- [WHAT IS ASKED]: In the listing below, identify each line with the word "Signal" and return those lines.

----------------------------------------

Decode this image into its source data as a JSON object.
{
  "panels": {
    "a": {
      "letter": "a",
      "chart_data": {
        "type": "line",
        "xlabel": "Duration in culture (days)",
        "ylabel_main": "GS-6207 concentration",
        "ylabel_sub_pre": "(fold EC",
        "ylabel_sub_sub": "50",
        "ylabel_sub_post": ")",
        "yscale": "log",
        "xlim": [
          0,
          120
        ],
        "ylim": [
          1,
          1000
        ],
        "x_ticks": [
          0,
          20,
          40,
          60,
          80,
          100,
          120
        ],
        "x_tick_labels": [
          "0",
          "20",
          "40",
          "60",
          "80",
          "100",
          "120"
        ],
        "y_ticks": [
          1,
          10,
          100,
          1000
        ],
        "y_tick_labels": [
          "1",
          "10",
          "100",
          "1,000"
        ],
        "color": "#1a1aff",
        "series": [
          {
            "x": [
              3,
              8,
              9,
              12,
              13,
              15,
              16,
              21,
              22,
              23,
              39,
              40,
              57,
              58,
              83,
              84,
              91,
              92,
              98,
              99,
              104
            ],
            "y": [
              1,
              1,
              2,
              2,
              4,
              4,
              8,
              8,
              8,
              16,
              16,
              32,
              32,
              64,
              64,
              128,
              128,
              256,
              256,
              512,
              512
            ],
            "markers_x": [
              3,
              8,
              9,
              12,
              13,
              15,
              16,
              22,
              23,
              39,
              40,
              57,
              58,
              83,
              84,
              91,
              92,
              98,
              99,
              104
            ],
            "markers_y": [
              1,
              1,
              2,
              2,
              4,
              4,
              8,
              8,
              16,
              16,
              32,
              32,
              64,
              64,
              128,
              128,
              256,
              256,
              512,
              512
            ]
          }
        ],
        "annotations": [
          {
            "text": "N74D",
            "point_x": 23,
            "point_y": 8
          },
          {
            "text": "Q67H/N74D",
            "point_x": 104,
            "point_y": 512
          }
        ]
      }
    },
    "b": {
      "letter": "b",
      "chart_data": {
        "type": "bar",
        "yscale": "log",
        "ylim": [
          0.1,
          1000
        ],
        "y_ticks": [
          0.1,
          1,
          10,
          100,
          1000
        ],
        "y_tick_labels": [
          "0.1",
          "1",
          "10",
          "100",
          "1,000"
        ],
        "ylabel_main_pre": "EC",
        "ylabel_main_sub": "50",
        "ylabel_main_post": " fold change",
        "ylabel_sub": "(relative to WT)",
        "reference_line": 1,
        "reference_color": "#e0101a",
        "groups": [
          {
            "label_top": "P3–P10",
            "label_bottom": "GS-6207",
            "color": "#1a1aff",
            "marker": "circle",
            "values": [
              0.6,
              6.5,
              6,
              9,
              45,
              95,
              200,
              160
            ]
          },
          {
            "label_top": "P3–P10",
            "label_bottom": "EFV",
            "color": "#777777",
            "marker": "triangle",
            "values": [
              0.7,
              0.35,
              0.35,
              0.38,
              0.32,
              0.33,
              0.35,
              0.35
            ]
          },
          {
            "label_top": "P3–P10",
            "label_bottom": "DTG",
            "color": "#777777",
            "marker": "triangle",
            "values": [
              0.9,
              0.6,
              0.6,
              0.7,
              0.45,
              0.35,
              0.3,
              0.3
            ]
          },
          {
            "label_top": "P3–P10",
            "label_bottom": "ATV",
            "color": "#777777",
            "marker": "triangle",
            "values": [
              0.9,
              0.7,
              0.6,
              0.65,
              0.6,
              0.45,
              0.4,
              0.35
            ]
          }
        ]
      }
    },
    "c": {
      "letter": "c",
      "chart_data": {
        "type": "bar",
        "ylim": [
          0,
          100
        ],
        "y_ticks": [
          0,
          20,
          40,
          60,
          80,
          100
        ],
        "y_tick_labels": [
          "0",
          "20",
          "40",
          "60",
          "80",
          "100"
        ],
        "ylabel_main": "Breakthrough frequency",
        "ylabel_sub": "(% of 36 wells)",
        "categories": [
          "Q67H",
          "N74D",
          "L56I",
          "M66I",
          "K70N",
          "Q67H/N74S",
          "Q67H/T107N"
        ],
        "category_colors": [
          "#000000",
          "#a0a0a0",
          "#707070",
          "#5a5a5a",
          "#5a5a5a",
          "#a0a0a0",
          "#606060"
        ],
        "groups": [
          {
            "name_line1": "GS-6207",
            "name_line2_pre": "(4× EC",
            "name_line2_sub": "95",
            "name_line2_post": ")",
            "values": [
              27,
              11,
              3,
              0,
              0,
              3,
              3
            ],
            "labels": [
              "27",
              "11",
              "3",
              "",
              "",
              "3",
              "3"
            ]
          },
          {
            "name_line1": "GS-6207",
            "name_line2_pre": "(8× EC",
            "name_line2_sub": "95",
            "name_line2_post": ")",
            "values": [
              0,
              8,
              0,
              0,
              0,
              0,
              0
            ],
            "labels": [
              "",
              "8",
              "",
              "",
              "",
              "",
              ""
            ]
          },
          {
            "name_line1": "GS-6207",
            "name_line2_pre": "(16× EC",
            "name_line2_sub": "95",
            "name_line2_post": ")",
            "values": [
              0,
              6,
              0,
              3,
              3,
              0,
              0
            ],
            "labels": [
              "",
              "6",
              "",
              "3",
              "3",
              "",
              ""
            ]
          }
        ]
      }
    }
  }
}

----------------------------------------

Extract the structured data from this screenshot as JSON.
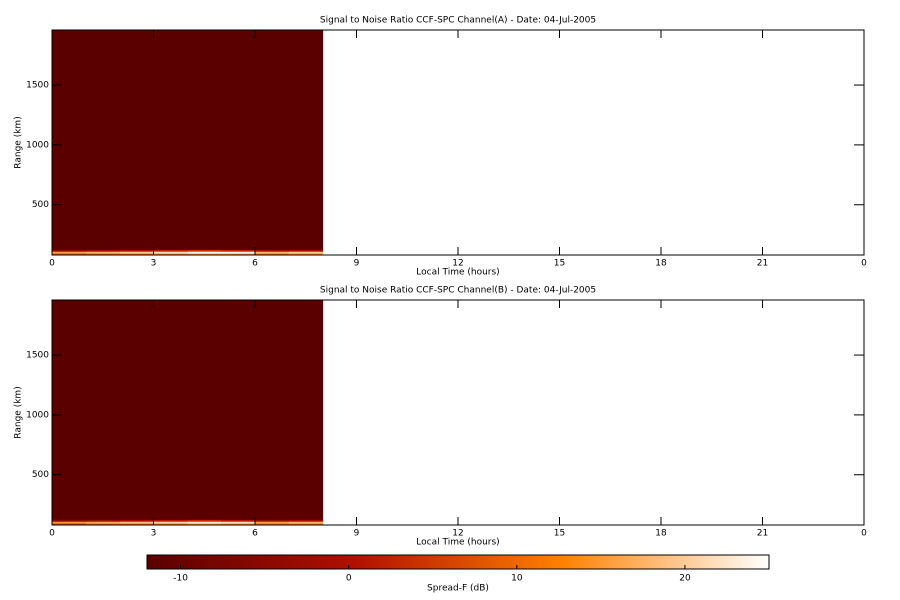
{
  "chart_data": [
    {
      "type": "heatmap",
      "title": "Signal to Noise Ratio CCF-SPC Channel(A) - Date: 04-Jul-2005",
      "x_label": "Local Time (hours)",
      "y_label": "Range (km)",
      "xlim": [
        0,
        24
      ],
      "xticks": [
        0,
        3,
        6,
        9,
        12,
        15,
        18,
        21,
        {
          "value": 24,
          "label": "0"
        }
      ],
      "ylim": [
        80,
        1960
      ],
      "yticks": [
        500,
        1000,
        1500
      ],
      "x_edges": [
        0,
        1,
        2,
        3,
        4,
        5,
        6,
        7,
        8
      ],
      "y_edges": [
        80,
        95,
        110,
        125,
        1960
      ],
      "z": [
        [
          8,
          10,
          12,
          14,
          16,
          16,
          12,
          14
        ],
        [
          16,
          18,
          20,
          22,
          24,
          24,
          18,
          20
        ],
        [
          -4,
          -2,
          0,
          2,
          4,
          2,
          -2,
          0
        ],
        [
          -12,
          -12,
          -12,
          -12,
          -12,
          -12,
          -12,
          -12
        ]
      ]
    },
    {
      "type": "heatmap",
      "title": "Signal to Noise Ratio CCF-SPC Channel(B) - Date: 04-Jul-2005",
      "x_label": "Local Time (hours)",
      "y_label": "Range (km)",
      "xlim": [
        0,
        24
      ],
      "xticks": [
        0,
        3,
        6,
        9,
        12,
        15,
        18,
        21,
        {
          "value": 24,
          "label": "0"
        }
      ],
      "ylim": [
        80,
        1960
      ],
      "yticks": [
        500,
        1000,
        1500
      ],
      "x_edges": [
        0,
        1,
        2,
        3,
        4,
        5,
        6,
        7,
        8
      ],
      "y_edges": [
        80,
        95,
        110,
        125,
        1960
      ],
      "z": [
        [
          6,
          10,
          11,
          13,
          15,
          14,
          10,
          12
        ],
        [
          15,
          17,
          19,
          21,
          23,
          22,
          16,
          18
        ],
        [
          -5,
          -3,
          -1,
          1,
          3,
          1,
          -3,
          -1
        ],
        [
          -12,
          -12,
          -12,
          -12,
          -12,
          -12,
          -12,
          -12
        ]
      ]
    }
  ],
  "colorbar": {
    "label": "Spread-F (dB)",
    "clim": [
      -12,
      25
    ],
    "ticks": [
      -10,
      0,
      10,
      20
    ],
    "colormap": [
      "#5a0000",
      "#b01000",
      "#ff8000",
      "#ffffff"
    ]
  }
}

----------------------------------------

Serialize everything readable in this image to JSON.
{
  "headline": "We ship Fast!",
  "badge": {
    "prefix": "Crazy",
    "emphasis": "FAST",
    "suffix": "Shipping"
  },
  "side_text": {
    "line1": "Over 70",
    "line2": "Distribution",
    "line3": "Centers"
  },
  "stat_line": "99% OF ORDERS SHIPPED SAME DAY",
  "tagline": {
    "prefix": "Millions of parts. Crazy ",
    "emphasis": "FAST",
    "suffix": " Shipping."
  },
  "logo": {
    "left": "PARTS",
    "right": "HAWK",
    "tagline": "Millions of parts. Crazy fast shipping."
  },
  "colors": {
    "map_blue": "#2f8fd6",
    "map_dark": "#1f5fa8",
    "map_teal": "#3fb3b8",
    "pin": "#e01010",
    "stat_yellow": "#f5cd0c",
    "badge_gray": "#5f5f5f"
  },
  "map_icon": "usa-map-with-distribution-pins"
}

----------------------------------------

- [SOLUTION TO THIS EXERCISE]:
      "title": "Signal to Noise Ratio CCF-SPC Channel(A) - Date: 04-Jul-2005",
      "title": "Signal to Noise Ratio CCF-SPC Channel(B) - Date: 04-Jul-2005",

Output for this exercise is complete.